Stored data
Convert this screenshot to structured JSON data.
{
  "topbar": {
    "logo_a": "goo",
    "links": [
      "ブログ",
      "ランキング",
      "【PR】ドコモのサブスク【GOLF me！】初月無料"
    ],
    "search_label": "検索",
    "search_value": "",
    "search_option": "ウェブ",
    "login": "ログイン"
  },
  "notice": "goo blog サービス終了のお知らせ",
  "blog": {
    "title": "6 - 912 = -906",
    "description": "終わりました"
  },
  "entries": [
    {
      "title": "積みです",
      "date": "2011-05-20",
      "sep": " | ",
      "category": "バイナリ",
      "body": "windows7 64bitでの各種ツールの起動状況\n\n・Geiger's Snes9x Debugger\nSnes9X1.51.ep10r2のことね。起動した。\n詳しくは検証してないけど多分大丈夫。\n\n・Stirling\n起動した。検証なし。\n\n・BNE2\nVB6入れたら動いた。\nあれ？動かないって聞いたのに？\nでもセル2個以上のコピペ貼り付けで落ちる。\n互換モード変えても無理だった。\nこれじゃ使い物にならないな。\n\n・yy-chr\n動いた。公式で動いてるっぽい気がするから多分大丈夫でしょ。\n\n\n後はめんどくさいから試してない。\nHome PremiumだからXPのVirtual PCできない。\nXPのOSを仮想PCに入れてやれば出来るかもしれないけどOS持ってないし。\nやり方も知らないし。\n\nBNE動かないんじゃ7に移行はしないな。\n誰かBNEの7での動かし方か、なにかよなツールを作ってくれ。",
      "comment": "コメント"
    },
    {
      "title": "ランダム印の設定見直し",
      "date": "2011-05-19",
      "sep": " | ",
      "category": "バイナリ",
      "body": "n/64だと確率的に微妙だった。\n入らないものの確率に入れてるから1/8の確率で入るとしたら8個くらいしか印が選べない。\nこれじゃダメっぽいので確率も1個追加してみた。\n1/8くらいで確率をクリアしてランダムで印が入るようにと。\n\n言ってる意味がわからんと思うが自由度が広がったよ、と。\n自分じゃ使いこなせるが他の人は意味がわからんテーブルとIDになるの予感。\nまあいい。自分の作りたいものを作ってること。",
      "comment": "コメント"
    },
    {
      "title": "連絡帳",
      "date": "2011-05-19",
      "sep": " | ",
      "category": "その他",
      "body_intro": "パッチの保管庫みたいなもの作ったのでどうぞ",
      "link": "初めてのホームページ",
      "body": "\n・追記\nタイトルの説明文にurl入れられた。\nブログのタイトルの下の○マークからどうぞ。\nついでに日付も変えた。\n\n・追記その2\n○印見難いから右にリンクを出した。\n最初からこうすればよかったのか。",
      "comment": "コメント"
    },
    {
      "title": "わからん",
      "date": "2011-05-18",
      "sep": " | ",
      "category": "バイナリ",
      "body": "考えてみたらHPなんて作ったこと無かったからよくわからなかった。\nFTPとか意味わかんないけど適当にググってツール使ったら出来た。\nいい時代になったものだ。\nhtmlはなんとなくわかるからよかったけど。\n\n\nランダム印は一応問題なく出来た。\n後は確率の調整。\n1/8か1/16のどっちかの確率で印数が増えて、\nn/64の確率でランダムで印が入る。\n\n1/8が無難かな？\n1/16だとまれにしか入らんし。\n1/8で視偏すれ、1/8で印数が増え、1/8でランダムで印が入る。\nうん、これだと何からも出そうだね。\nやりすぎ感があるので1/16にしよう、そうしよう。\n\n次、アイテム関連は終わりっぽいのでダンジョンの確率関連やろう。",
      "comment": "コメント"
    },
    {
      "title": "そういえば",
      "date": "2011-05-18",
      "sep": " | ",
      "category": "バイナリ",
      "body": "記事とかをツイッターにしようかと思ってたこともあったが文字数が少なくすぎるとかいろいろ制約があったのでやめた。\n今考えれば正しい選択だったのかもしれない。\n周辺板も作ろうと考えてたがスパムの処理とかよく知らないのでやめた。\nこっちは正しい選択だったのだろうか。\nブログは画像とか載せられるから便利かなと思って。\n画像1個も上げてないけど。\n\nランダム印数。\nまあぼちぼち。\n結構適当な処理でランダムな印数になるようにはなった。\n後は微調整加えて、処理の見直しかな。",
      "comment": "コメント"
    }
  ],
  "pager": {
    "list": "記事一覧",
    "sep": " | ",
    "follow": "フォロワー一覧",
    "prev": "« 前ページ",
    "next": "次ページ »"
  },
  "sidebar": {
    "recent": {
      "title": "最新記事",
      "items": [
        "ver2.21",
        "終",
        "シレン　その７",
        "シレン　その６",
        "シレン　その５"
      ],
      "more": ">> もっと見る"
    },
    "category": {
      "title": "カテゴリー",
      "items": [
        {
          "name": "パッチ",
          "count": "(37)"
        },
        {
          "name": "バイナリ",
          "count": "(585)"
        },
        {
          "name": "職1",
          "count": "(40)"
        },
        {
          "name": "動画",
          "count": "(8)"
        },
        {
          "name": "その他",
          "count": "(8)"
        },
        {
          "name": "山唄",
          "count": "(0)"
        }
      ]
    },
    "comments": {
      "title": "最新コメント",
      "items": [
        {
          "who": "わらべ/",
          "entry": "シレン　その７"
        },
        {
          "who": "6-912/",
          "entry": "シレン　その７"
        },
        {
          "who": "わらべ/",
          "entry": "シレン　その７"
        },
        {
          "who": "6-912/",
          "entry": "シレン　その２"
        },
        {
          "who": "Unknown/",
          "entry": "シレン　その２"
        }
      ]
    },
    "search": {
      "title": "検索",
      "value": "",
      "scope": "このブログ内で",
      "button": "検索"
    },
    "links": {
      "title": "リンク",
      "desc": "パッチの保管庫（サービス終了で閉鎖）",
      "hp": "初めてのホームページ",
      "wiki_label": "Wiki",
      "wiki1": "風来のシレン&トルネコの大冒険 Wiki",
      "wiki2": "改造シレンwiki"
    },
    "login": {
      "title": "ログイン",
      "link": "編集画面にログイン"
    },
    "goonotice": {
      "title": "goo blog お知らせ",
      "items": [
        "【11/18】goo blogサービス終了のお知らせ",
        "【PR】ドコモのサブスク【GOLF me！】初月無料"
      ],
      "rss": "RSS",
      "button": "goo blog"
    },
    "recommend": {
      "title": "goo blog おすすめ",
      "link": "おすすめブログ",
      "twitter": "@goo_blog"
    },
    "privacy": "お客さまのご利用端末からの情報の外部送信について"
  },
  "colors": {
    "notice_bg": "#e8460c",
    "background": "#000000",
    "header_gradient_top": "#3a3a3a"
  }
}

*TASK OBJECTIVE*
Using the data above, output each line exactly.

*THE ANSWER*
Convert this screenshot to structured JSON data.
{
  "topbar": {
    "logo_a": "goo",
    "links": [
      "ブログ",
      "ランキング",
      "【PR】ドコモのサブスク【GOLF me！】初月無料"
    ],
    "search_label": "検索",
    "search_value": "",
    "search_option": "ウェブ",
    "login": "ログイン"
  },
  "notice": "goo blog サービス終了のお知らせ",
  "blog": {
    "title": "6 - 912 = -906",
    "description": "終わりました"
  },
  "entries": [
    {
      "title": "積みです",
      "date": "2011-05-20",
      "sep": " | ",
      "category": "バイナリ",
      "body": "windows7 64bitでの各種ツールの起動状況\n\n・Geiger's Snes9x Debugger\nSnes9X1.51.ep10r2のことね。起動した。\n詳しくは検証してないけど多分大丈夫。\n\n・Stirling\n起動した。検証なし。\n\n・BNE2\nVB6入れたら動いた。\nあれ？動かないって聞いたのに？\nでもセル2個以上のコピペ貼り付けで落ちる。\n互換モード変えても無理だった。\nこれじゃ使い物にならないな。\n\n・yy-chr\n動いた。公式で動いてるっぽい気がするから多分大丈夫でしょ。\n\n\n後はめんどくさいから試してない。\nHome PremiumだからXPのVirtual PCできない。\nXPのOSを仮想PCに入れてやれば出来るかもしれないけどOS持ってないし。\nやり方も知らないし。\n\nBNE動かないんじゃ7に移行はしないな。\n誰かBNEの7での動かし方か、なにかよなツールを作ってくれ。",
      "comment": "コメント"
    },
    {
      "title": "ランダム印の設定見直し",
      "date": "2011-05-19",
      "sep": " | ",
      "category": "バイナリ",
      "body": "n/64だと確率的に微妙だった。\n入らないものの確率に入れてるから1/8の確率で入るとしたら8個くらいしか印が選べない。\nこれじゃダメっぽいので確率も1個追加してみた。\n1/8くらいで確率をクリアしてランダムで印が入るようにと。\n\n言ってる意味がわからんと思うが自由度が広がったよ、と。\n自分じゃ使いこなせるが他の人は意味がわからんテーブルとIDになるの予感。\nまあいい。自分の作りたいものを作ってること。",
      "comment": "コメント"
    },
    {
      "title": "連絡帳",
      "date": "2011-05-19",
      "sep": " | ",
      "category": "その他",
      "body_intro": "パッチの保管庫みたいなもの作ったのでどうぞ",
      "link": "初めてのホームページ",
      "body": "\n・追記\nタイトルの説明文にurl入れられた。\nブログのタイトルの下の○マークからどうぞ。\nついでに日付も変えた。\n\n・追記その2\n○印見難いから右にリンクを出した。\n最初からこうすればよかったのか。",
      "comment": "コメント"
    },
    {
      "title": "わからん",
      "date": "2011-05-18",
      "sep": " | ",
      "category": "バイナリ",
      "body": "考えてみたらHPなんて作ったこと無かったからよくわからなかった。\nFTPとか意味わかんないけど適当にググってツール使ったら出来た。\nいい時代になったものだ。\nhtmlはなんとなくわかるからよかったけど。\n\n\nランダム印は一応問題なく出来た。\n後は確率の調整。\n1/8か1/16のどっちかの確率で印数が増えて、\nn/64の確率でランダムで印が入る。\n\n1/8が無難かな？\n1/16だとまれにしか入らんし。\n1/8で視偏すれ、1/8で印数が増え、1/8でランダムで印が入る。\nうん、これだと何からも出そうだね。\nやりすぎ感があるので1/16にしよう、そうしよう。\n\n次、アイテム関連は終わりっぽいのでダンジョンの確率関連やろう。",
      "comment": "コメント"
    },
    {
      "title": "そういえば",
      "date": "2011-05-18",
      "sep": " | ",
      "category": "バイナリ",
      "body": "記事とかをツイッターにしようかと思ってたこともあったが文字数が少なくすぎるとかいろいろ制約があったのでやめた。\n今考えれば正しい選択だったのかもしれない。\n周辺板も作ろうと考えてたがスパムの処理とかよく知らないのでやめた。\nこっちは正しい選択だったのだろうか。\nブログは画像とか載せられるから便利かなと思って。\n画像1個も上げてないけど。\n\nランダム印数。\nまあぼちぼち。\n結構適当な処理でランダムな印数になるようにはなった。\n後は微調整加えて、処理の見直しかな。",
      "comment": "コメント"
    }
  ],
  "pager": {
    "list": "記事一覧",
    "sep": " | ",
    "follow": "フォロワー一覧",
    "prev": "« 前ページ",
    "next": "次ページ »"
  },
  "sidebar": {
    "recent": {
      "title": "最新記事",
      "items": [
        "ver2.21",
        "終",
        "シレン　その７",
        "シレン　その６",
        "シレン　その５"
      ],
      "more": ">> もっと見る"
    },
    "category": {
      "title": "カテゴリー",
      "items": [
        {
          "name": "パッチ",
          "count": "(37)"
        },
        {
          "name": "バイナリ",
          "count": "(585)"
        },
        {
          "name": "職1",
          "count": "(40)"
        },
        {
          "name": "動画",
          "count": "(8)"
        },
        {
          "name": "その他",
          "count": "(8)"
        },
        {
          "name": "山唄",
          "count": "(0)"
        }
      ]
    },
    "comments": {
      "title": "最新コメント",
      "items": [
        {
          "who": "わらべ/",
          "entry": "シレン　その７"
        },
        {
          "who": "6-912/",
          "entry": "シレン　その７"
        },
        {
          "who": "わらべ/",
          "entry": "シレン　その７"
        },
        {
          "who": "6-912/",
          "entry": "シレン　その２"
        },
        {
          "who": "Unknown/",
          "entry": "シレン　その２"
        }
      ]
    },
    "search": {
      "title": "検索",
      "value": "",
      "scope": "このブログ内で",
      "button": "検索"
    },
    "links": {
      "title": "リンク",
      "desc": "パッチの保管庫（サービス終了で閉鎖）",
      "hp": "初めてのホームページ",
      "wiki_label": "Wiki",
      "wiki1": "風来のシレン&トルネコの大冒険 Wiki",
      "wiki2": "改造シレンwiki"
    },
    "login": {
      "title": "ログイン",
      "link": "編集画面にログイン"
    },
    "goonotice": {
      "title": "goo blog お知らせ",
      "items": [
        "【11/18】goo blogサービス終了のお知らせ",
        "【PR】ドコモのサブスク【GOLF me！】初月無料"
      ],
      "rss": "RSS",
      "button": "goo blog"
    },
    "recommend": {
      "title": "goo blog おすすめ",
      "link": "おすすめブログ",
      "twitter": "@goo_blog"
    },
    "privacy": "お客さまのご利用端末からの情報の外部送信について"
  },
  "colors": {
    "notice_bg": "#e8460c",
    "background": "#000000",
    "header_gradient_top": "#3a3a3a"
  }
}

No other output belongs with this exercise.